State the number of lines that hold the string "Pride", with nothing added.

-- start --

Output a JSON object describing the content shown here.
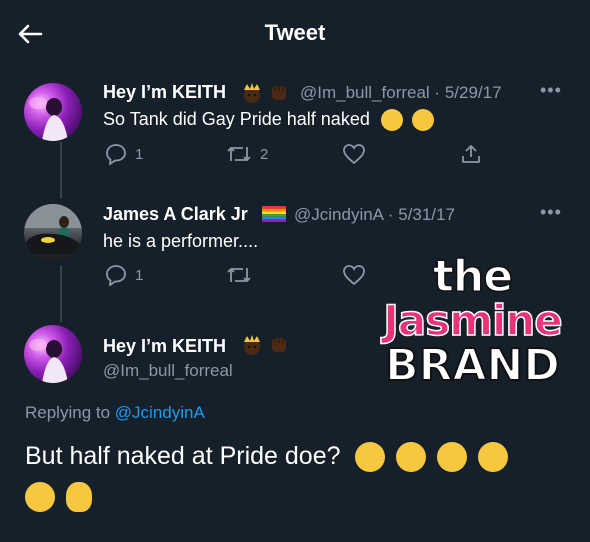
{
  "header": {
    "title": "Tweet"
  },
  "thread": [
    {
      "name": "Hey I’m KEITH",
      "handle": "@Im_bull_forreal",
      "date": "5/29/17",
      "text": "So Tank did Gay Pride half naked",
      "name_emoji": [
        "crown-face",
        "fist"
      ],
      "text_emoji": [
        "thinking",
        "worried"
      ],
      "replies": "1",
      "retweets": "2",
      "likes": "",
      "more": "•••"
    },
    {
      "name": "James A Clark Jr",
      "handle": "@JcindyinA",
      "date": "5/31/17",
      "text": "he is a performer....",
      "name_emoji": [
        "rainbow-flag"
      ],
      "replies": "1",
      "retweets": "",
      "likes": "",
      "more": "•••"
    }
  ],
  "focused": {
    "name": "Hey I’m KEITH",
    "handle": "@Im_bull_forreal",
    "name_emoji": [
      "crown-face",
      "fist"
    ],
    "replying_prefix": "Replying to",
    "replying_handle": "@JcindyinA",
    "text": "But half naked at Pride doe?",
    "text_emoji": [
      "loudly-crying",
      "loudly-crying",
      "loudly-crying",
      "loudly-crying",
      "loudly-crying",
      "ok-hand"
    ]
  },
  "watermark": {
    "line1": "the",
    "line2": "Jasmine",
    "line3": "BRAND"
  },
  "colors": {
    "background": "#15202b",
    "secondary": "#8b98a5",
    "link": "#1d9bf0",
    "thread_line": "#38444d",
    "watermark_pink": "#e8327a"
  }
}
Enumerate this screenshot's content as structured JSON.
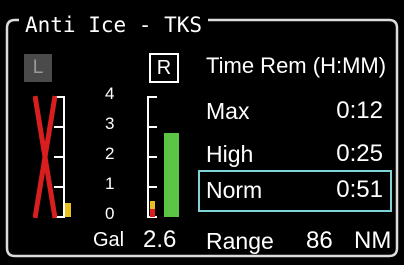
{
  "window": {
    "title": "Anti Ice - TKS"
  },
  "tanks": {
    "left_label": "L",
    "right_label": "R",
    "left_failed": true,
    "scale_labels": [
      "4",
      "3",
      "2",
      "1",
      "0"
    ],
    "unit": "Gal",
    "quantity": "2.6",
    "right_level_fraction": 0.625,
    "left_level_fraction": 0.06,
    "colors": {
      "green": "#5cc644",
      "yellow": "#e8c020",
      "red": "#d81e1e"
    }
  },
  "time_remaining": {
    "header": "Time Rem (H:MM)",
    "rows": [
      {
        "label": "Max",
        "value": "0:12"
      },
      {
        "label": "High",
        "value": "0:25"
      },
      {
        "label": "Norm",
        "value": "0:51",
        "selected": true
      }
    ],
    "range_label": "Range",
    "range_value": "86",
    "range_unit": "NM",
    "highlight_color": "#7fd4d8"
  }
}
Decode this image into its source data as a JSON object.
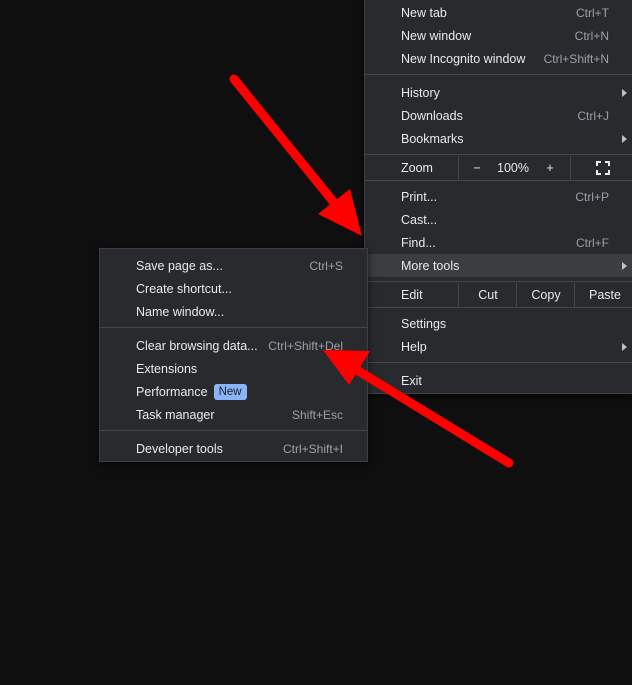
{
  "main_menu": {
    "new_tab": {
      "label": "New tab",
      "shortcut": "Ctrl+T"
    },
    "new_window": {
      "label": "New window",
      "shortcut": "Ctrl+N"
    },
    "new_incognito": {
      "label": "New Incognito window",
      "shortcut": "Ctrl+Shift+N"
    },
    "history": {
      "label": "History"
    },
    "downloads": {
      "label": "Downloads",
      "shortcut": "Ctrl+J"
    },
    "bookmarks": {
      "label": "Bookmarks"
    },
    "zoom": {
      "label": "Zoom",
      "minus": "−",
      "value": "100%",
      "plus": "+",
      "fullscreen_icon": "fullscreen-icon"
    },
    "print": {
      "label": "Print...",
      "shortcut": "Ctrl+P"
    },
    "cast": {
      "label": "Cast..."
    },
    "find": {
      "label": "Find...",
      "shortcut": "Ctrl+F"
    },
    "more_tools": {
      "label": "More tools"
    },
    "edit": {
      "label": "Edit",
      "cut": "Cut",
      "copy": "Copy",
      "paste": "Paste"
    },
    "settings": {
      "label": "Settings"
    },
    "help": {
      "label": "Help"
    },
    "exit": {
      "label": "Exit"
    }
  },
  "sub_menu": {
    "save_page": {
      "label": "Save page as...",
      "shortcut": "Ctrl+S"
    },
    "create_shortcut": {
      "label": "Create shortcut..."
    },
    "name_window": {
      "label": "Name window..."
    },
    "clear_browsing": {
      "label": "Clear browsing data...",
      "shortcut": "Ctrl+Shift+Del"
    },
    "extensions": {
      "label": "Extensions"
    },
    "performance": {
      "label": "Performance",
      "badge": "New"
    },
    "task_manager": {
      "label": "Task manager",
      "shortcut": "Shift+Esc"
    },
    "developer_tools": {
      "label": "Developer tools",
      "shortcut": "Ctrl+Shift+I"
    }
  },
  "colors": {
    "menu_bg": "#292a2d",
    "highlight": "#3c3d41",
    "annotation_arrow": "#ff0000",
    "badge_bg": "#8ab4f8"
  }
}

-- end --

**ANSWER TO THE TASK**:
2